:: WHAT YOU HAVE TO DO ::
Transcribe the records exactly from the line with "Decode this image" to the end, both included.

•••••

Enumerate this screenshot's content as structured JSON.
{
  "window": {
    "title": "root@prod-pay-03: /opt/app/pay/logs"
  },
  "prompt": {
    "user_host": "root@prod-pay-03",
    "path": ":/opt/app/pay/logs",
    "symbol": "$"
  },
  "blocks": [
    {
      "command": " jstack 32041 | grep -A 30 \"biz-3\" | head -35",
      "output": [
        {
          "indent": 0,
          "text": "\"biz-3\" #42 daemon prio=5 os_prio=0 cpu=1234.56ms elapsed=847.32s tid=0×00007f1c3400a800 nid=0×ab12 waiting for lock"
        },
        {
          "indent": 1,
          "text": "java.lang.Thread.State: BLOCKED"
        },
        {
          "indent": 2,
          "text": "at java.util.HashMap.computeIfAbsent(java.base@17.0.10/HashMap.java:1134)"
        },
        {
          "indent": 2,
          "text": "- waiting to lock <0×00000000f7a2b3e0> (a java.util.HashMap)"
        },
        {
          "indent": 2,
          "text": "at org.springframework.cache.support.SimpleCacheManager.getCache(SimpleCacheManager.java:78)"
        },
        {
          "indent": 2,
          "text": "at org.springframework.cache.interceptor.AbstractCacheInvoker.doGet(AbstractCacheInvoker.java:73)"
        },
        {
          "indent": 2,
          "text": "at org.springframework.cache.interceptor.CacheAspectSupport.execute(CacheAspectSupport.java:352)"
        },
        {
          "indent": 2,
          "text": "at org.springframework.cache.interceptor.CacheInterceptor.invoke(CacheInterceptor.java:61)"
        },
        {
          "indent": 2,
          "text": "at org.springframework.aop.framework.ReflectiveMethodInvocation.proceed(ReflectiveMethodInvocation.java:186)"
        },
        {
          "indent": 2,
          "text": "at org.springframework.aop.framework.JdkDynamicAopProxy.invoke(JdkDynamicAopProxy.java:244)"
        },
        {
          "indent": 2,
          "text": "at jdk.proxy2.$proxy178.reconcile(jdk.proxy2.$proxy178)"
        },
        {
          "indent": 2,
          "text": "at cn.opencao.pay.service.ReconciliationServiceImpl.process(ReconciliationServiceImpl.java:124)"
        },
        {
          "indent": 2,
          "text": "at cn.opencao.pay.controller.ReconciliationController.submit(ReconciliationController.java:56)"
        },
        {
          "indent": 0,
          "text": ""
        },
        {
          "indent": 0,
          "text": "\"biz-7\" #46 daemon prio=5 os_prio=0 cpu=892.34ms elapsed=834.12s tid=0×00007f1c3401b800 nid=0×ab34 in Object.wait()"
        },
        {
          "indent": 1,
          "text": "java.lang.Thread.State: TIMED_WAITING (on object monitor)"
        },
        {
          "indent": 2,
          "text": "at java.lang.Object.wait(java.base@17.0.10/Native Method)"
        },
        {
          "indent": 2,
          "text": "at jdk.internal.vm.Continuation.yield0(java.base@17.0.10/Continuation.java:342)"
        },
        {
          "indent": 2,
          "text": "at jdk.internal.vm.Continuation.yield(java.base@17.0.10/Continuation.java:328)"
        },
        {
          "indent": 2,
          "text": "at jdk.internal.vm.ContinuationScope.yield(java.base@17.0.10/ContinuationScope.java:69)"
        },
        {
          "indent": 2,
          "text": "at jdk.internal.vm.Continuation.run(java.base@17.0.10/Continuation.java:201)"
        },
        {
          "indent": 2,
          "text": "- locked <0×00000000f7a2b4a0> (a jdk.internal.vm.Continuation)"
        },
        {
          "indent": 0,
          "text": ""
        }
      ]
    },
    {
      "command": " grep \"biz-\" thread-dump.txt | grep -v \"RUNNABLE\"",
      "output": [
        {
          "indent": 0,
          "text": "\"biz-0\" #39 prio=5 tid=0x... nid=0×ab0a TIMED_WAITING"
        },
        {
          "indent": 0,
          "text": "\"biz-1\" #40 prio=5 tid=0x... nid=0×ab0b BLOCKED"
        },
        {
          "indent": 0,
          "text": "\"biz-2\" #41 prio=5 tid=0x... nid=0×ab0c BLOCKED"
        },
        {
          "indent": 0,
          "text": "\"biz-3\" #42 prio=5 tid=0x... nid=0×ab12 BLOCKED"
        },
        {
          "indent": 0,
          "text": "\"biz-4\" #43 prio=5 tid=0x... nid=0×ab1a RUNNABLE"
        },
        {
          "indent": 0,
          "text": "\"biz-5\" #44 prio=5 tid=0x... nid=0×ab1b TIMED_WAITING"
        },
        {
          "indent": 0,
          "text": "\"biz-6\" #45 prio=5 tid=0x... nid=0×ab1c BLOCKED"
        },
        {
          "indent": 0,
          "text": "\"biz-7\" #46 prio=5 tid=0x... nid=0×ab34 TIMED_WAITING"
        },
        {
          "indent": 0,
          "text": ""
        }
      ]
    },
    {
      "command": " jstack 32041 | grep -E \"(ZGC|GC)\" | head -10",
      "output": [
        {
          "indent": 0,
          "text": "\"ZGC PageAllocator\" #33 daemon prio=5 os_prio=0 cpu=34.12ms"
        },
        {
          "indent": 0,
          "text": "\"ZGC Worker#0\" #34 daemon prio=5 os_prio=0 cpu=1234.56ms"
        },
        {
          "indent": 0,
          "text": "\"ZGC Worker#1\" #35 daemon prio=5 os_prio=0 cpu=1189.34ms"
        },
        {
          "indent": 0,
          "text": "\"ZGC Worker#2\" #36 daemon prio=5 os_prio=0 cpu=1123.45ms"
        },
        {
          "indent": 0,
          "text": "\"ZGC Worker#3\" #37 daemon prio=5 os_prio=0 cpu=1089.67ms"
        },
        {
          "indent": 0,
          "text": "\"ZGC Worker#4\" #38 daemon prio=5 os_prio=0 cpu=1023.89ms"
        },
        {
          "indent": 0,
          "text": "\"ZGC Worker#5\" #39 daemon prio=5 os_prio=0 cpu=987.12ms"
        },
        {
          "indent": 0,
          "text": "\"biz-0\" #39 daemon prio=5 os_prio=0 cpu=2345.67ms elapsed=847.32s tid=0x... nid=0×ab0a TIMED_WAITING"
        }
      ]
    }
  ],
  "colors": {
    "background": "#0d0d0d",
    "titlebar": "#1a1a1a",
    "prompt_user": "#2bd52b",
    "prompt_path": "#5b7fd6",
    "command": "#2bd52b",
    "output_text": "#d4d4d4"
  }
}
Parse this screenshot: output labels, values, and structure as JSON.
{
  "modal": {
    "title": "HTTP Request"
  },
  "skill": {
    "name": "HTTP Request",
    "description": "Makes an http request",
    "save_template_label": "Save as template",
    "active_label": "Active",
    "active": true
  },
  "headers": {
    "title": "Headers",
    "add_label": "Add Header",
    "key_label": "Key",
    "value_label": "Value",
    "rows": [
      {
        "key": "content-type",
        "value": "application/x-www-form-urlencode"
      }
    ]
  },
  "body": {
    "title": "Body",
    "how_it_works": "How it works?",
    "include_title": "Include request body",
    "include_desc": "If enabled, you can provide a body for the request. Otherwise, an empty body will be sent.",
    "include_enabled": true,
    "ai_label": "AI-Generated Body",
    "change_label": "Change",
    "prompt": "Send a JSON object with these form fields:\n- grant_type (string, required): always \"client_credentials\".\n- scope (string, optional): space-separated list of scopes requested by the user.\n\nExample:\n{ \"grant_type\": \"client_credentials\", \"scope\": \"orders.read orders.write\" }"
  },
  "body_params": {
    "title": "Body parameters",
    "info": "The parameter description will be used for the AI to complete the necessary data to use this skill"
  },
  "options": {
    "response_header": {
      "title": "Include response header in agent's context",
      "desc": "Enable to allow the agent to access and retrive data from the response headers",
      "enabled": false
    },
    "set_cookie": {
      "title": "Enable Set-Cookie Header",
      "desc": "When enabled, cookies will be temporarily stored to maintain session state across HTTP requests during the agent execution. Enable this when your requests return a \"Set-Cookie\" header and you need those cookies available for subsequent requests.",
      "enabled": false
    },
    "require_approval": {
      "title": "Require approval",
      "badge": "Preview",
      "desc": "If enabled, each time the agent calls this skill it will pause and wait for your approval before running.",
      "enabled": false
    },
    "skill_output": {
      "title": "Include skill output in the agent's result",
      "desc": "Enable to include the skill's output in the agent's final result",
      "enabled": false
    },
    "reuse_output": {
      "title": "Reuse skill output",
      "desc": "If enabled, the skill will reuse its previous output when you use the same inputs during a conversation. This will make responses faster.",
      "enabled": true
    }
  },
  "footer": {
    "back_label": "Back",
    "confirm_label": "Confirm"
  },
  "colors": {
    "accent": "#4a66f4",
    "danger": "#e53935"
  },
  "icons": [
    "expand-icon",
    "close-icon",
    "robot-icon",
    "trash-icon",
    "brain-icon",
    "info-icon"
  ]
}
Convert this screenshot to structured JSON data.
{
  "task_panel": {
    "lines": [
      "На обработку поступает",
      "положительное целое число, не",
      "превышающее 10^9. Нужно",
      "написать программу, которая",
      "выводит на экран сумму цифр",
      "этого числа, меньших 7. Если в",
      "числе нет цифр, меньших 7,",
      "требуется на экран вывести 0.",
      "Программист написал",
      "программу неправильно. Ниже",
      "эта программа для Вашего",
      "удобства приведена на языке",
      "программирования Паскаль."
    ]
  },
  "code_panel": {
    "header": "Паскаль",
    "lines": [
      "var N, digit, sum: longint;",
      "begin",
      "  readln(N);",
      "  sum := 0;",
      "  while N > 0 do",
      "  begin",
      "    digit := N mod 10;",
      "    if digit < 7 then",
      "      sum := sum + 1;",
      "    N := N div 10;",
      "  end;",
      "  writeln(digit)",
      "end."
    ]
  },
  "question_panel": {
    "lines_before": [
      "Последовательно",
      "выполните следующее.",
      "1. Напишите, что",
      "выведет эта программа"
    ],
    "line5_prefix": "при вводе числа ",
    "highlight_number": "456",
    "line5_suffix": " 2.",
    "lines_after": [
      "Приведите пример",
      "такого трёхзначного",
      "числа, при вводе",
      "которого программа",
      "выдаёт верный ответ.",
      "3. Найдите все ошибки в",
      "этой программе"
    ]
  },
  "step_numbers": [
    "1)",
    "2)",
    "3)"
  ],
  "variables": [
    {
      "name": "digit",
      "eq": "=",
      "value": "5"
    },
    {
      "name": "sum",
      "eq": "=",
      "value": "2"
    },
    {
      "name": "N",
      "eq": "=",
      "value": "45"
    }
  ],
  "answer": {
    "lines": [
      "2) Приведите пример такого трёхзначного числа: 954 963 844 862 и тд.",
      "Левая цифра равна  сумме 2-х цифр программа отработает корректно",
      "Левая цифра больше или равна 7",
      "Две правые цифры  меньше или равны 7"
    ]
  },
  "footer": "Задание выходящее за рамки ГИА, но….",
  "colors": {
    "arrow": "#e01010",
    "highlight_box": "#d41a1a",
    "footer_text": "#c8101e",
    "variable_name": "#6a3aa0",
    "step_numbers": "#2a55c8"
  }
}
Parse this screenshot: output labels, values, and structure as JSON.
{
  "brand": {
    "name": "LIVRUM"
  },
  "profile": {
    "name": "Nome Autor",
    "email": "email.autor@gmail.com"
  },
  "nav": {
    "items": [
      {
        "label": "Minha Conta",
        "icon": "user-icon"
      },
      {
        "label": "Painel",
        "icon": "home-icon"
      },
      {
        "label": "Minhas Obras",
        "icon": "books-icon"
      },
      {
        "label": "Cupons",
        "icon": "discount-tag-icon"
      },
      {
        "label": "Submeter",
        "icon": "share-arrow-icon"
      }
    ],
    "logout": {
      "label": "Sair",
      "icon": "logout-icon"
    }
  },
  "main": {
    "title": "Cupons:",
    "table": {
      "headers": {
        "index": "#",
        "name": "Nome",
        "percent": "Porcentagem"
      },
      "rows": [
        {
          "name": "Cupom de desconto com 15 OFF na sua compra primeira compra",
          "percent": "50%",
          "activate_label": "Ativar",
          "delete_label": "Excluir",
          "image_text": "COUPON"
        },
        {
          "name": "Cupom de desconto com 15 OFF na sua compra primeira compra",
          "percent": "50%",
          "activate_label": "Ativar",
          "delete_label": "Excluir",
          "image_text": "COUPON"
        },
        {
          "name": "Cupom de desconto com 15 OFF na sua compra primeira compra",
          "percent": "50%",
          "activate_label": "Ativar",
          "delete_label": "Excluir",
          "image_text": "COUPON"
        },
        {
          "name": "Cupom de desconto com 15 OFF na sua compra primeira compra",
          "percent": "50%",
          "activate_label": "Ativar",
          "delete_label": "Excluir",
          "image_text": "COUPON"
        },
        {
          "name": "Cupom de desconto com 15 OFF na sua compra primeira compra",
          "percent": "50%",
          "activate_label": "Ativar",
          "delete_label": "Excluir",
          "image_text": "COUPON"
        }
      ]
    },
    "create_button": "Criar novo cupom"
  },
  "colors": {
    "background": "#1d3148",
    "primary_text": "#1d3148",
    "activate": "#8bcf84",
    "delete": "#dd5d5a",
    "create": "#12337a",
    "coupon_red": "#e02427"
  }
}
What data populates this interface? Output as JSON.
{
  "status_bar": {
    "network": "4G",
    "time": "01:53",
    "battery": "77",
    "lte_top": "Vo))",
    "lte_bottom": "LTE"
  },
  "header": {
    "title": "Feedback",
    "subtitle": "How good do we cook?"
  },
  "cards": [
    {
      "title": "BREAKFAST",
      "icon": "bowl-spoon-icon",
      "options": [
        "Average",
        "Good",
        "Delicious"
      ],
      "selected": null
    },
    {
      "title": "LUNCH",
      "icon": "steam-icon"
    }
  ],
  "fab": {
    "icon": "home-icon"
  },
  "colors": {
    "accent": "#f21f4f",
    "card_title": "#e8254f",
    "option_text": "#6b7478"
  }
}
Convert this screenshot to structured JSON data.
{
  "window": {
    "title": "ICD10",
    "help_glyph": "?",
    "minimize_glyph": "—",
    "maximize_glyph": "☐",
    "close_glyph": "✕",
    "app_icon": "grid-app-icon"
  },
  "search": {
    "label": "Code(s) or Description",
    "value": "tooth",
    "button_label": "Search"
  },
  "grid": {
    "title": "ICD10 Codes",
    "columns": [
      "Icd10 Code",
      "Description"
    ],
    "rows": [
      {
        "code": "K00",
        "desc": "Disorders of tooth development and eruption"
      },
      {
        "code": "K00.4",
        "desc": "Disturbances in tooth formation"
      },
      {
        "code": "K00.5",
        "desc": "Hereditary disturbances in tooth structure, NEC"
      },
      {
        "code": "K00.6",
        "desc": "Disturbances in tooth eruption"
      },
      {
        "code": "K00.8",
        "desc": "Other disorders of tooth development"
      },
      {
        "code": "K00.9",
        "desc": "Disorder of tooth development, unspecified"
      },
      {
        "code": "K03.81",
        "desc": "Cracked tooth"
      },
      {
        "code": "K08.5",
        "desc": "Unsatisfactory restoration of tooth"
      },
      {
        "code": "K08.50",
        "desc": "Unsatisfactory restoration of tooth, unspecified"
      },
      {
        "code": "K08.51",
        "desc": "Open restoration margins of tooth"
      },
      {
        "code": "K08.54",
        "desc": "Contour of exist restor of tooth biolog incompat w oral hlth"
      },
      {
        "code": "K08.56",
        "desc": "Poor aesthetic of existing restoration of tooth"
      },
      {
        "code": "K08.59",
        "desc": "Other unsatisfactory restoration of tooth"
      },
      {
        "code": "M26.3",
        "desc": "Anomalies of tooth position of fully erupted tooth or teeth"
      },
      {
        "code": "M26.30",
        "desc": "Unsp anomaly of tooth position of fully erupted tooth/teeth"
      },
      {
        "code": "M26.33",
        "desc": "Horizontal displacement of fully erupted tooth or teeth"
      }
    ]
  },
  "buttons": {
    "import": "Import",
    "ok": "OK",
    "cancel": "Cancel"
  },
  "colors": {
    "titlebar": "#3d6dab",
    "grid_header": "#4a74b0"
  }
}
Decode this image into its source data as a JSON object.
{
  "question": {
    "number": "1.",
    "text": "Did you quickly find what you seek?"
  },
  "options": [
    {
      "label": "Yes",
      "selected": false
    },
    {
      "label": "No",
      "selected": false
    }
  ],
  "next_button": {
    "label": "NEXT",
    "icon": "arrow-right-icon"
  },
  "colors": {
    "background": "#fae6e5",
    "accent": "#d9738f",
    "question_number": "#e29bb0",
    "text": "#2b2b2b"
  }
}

•••••

:: FINISHED EXERCISE ::
Decode this image into its source data as a JSON object.
{
  "question": {
    "number": "1.",
    "text": "Did you quickly find what you seek?"
  },
  "options": [
    {
      "label": "Yes",
      "selected": false
    },
    {
      "label": "No",
      "selected": false
    }
  ],
  "next_button": {
    "label": "NEXT",
    "icon": "arrow-right-icon"
  },
  "colors": {
    "background": "#fae6e5",
    "accent": "#d9738f",
    "question_number": "#e29bb0",
    "text": "#2b2b2b"
  }
}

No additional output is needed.